EXERCISE AIM. Every record should be written out exactly, please.

EXERCISE MATERIAL.
(begin)

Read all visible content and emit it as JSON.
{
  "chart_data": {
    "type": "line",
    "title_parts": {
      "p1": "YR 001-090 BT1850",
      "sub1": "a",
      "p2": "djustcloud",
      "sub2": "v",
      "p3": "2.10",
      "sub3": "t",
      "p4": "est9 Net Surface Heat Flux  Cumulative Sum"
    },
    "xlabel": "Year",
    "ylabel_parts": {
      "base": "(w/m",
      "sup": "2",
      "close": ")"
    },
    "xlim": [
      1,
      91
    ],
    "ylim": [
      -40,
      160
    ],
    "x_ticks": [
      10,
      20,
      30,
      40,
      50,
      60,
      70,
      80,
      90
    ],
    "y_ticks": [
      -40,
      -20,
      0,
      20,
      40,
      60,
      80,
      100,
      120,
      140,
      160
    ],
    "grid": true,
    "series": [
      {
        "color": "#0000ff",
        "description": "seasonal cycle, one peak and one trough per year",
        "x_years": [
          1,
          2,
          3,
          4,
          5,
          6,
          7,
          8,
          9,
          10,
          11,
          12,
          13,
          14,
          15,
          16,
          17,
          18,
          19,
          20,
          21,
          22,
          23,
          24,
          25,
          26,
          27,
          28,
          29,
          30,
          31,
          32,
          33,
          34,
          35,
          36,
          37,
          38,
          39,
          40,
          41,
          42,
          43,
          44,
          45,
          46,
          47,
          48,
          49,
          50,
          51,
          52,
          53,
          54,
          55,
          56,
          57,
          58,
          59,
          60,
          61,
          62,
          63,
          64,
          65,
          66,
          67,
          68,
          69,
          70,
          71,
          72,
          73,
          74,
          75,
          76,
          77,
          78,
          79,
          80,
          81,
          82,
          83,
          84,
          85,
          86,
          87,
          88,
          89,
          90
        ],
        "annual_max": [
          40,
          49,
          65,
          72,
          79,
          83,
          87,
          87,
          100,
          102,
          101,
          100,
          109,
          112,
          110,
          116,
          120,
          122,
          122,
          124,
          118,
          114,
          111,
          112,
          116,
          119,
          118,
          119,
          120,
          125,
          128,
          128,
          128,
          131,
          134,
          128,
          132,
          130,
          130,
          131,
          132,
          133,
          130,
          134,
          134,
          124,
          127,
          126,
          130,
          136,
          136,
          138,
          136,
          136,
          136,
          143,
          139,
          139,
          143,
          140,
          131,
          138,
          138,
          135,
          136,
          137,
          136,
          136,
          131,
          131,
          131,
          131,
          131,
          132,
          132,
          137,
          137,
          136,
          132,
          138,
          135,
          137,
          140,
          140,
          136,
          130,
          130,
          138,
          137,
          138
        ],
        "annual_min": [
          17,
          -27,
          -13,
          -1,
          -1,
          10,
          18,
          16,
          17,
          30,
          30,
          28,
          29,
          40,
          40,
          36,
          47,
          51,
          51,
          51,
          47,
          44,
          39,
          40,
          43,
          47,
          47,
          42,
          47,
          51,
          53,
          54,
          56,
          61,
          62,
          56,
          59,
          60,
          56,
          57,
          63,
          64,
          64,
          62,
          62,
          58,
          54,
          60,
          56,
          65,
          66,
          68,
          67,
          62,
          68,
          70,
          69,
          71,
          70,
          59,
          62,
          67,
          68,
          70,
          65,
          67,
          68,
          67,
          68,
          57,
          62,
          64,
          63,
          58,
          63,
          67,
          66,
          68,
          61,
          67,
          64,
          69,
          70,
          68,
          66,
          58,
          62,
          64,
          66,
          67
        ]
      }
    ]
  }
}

(end)

FULL RESPONSE.
Read all visible content and emit it as JSON.
{
  "chart_data": {
    "type": "line",
    "title_parts": {
      "p1": "YR 001-090 BT1850",
      "sub1": "a",
      "p2": "djustcloud",
      "sub2": "v",
      "p3": "2.10",
      "sub3": "t",
      "p4": "est9 Net Surface Heat Flux  Cumulative Sum"
    },
    "xlabel": "Year",
    "ylabel_parts": {
      "base": "(w/m",
      "sup": "2",
      "close": ")"
    },
    "xlim": [
      1,
      91
    ],
    "ylim": [
      -40,
      160
    ],
    "x_ticks": [
      10,
      20,
      30,
      40,
      50,
      60,
      70,
      80,
      90
    ],
    "y_ticks": [
      -40,
      -20,
      0,
      20,
      40,
      60,
      80,
      100,
      120,
      140,
      160
    ],
    "grid": true,
    "series": [
      {
        "color": "#0000ff",
        "description": "seasonal cycle, one peak and one trough per year",
        "x_years": [
          1,
          2,
          3,
          4,
          5,
          6,
          7,
          8,
          9,
          10,
          11,
          12,
          13,
          14,
          15,
          16,
          17,
          18,
          19,
          20,
          21,
          22,
          23,
          24,
          25,
          26,
          27,
          28,
          29,
          30,
          31,
          32,
          33,
          34,
          35,
          36,
          37,
          38,
          39,
          40,
          41,
          42,
          43,
          44,
          45,
          46,
          47,
          48,
          49,
          50,
          51,
          52,
          53,
          54,
          55,
          56,
          57,
          58,
          59,
          60,
          61,
          62,
          63,
          64,
          65,
          66,
          67,
          68,
          69,
          70,
          71,
          72,
          73,
          74,
          75,
          76,
          77,
          78,
          79,
          80,
          81,
          82,
          83,
          84,
          85,
          86,
          87,
          88,
          89,
          90
        ],
        "annual_max": [
          40,
          49,
          65,
          72,
          79,
          83,
          87,
          87,
          100,
          102,
          101,
          100,
          109,
          112,
          110,
          116,
          120,
          122,
          122,
          124,
          118,
          114,
          111,
          112,
          116,
          119,
          118,
          119,
          120,
          125,
          128,
          128,
          128,
          131,
          134,
          128,
          132,
          130,
          130,
          131,
          132,
          133,
          130,
          134,
          134,
          124,
          127,
          126,
          130,
          136,
          136,
          138,
          136,
          136,
          136,
          143,
          139,
          139,
          143,
          140,
          131,
          138,
          138,
          135,
          136,
          137,
          136,
          136,
          131,
          131,
          131,
          131,
          131,
          132,
          132,
          137,
          137,
          136,
          132,
          138,
          135,
          137,
          140,
          140,
          136,
          130,
          130,
          138,
          137,
          138
        ],
        "annual_min": [
          17,
          -27,
          -13,
          -1,
          -1,
          10,
          18,
          16,
          17,
          30,
          30,
          28,
          29,
          40,
          40,
          36,
          47,
          51,
          51,
          51,
          47,
          44,
          39,
          40,
          43,
          47,
          47,
          42,
          47,
          51,
          53,
          54,
          56,
          61,
          62,
          56,
          59,
          60,
          56,
          57,
          63,
          64,
          64,
          62,
          62,
          58,
          54,
          60,
          56,
          65,
          66,
          68,
          67,
          62,
          68,
          70,
          69,
          71,
          70,
          59,
          62,
          67,
          68,
          70,
          65,
          67,
          68,
          67,
          68,
          57,
          62,
          64,
          63,
          58,
          63,
          67,
          66,
          68,
          61,
          67,
          64,
          69,
          70,
          68,
          66,
          58,
          62,
          64,
          66,
          67
        ]
      }
    ]
  }
}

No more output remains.